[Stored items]

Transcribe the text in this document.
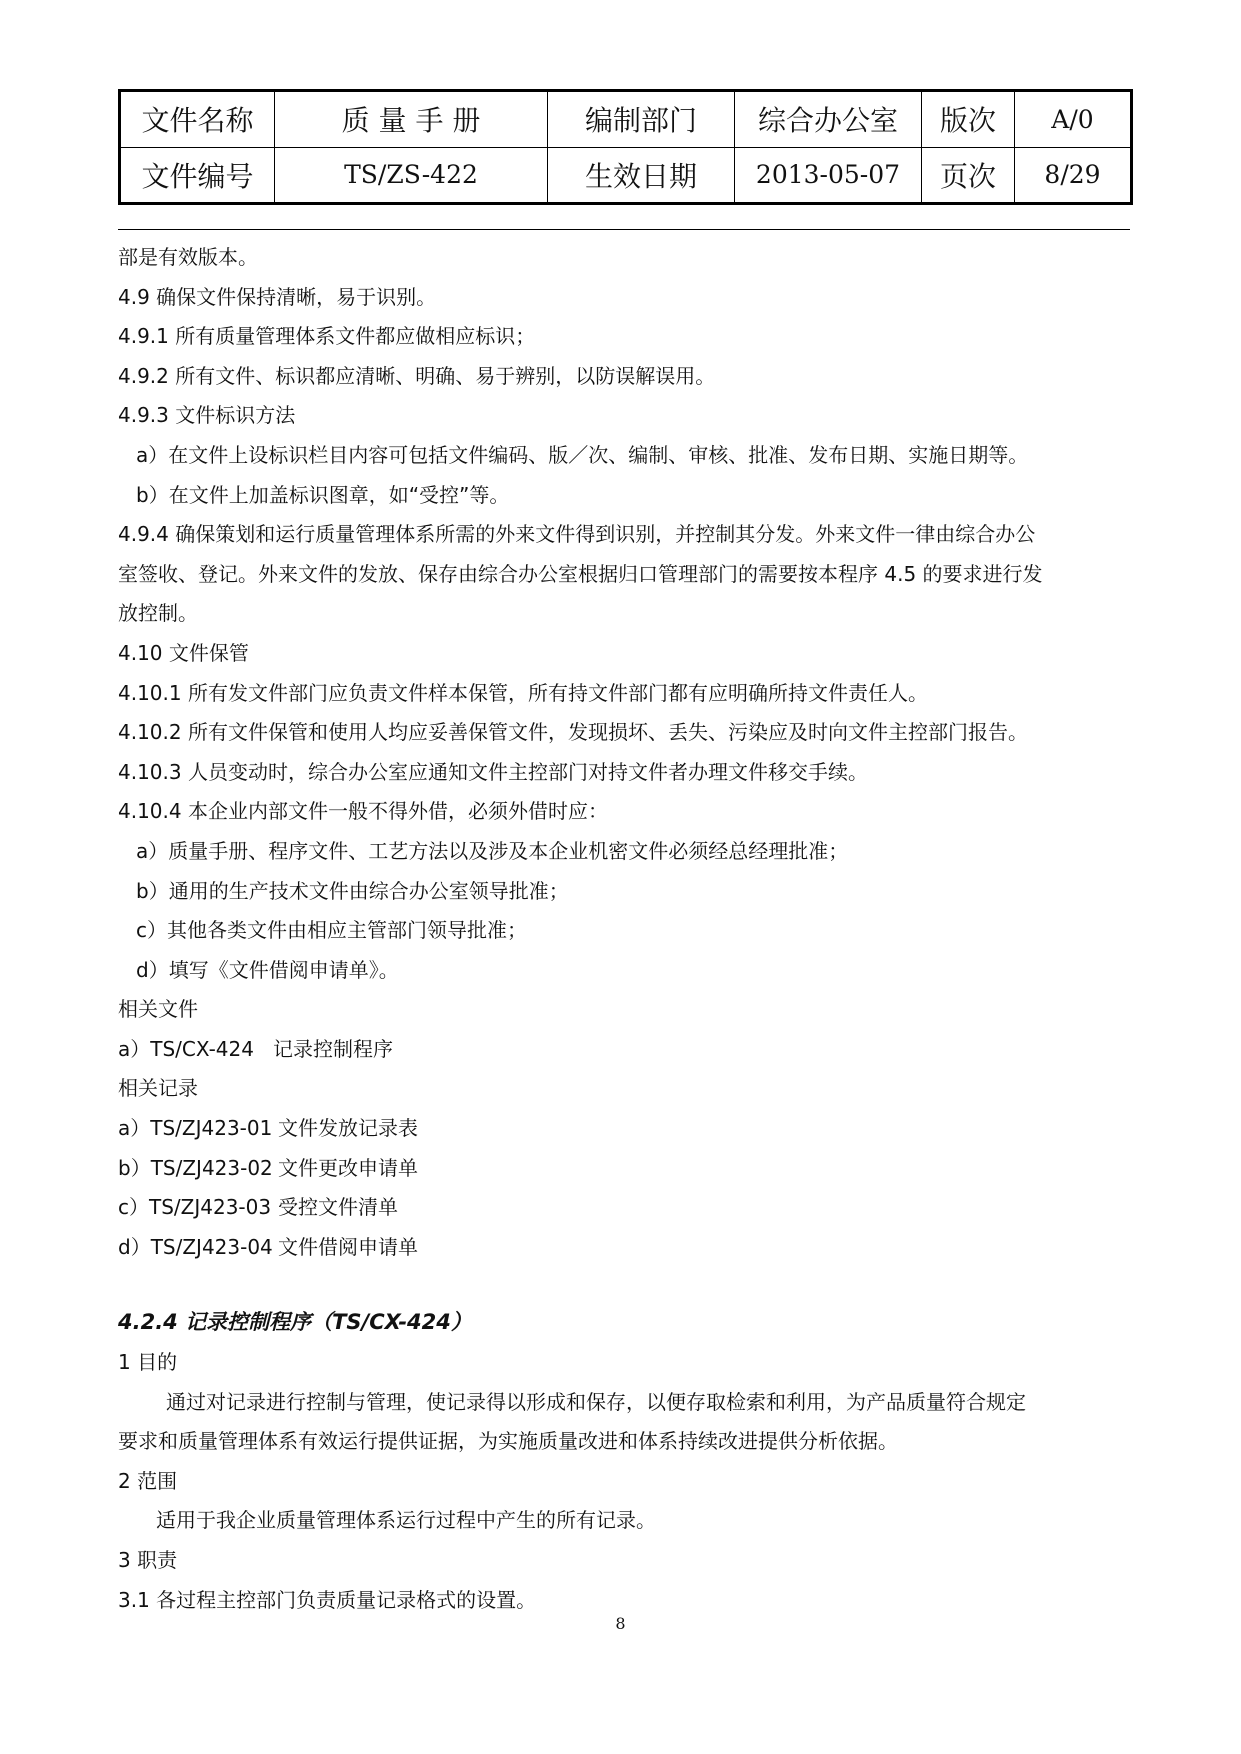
文件名称	质 量 手 册	编制部门	综合办公室	版次	A/0
文件编号	TS/ZS-422	生效日期	2013-05-07	页次	8/29
部是有效版本。
4.9 确保文件保持清晰，易于识别。
4.9.1 所有质量管理体系文件都应做相应标识；
4.9.2 所有文件、标识都应清晰、明确、易于辨别，以防误解误用。
4.9.3 文件标识方法
a）在文件上设标识栏目内容可包括文件编码、版／次、编制、审核、批准、发布日期、实施日期等。
b）在文件上加盖标识图章，如“受控”等。
4.9.4 确保策划和运行质量管理体系所需的外来文件得到识别，并控制其分发。外来文件一律由综合办公
室签收、登记。外来文件的发放、保存由综合办公室根据归口管理部门的需要按本程序 4.5 的要求进行发
放控制。
4.10 文件保管
4.10.1 所有发文件部门应负责文件样本保管，所有持文件部门都有应明确所持文件责任人。
4.10.2 所有文件保管和使用人均应妥善保管文件，发现损坏、丢失、污染应及时向文件主控部门报告。
4.10.3 人员变动时，综合办公室应通知文件主控部门对持文件者办理文件移交手续。
4.10.4 本企业内部文件一般不得外借，必须外借时应：
a）质量手册、程序文件、工艺方法以及涉及本企业机密文件必须经总经理批准；
b）通用的生产技术文件由综合办公室领导批准；
c）其他各类文件由相应主管部门领导批准；
d）填写《文件借阅申请单》。
相关文件
a）TS/CX-424 记录控制程序
相关记录
a）TS/ZJ423-01 文件发放记录表
b）TS/ZJ423-02 文件更改申请单
c）TS/ZJ423-03 受控文件清单
d）TS/ZJ423-04 文件借阅申请单
4.2.4 记录控制程序（TS/CX-424）
1 目的
通过对记录进行控制与管理，使记录得以形成和保存，以便存取检索和利用，为产品质量符合规定
要求和质量管理体系有效运行提供证据，为实施质量改进和体系持续改进提供分析依据。
2 范围
适用于我企业质量管理体系运行过程中产生的所有记录。
3 职责
3.1 各过程主控部门负责质量记录格式的设置。
8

_Job_
Each line that contains the string "记录控制程序" counts once; report how many such lines the entries have, giving only the number.

_Solution to this task_
2